▸ WHAT YOU NEED TO DO:
Reproduce the stretch of the Pearl Harbor veteran article below from "The 17-year-old was" through "the U.S. Army.", putting "classmates" wherever "friends" appears.

WWII veteran, Palm Desert resident, joined military after learning of Pearl Harbor attack

·5 min read
Navy veteran Richard Sirinsky, pictured Dec. 2, talks about serving his country while sitting in his Palm Desert home.
Navy veteran Richard Sirinsky, pictured Dec. 2, talks about serving his country while sitting in his Palm Desert home.

It's been 80 years since hundreds of Japanese fighter planes descended on Pearl Harbor, killing more than 2,400 Americans.

Richard Sirinsky, 97, still remembers hearing the news on the radio — and the strong yearning to do something about it.

"I was very upset about it, but I couldn't really do anything," Sirinsky told The Desert Sun last week. "I was still in high school at the time."

The 17-year-old was eager to join the military but, as one of the youngest in his class, he wasn't eligible yet.

"Some of my friends who were older had already joined," Sirinsky said, referencing how several 18-year-old students had been drafted into the U.S. Army.

▸ INFORMATION PROVIDED:

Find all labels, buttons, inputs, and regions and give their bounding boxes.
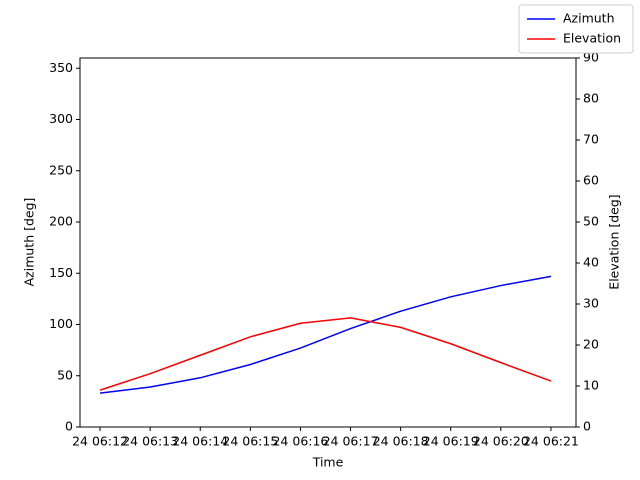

▸ TASK ANSWER:
The 17-year-old was eager to join the military but, as one of the youngest in his class, he wasn't eligible yet.

"Some of my classmates who were older had already joined," Sirinsky said, referencing how several 18-year-old students had been drafted into the U.S. Army.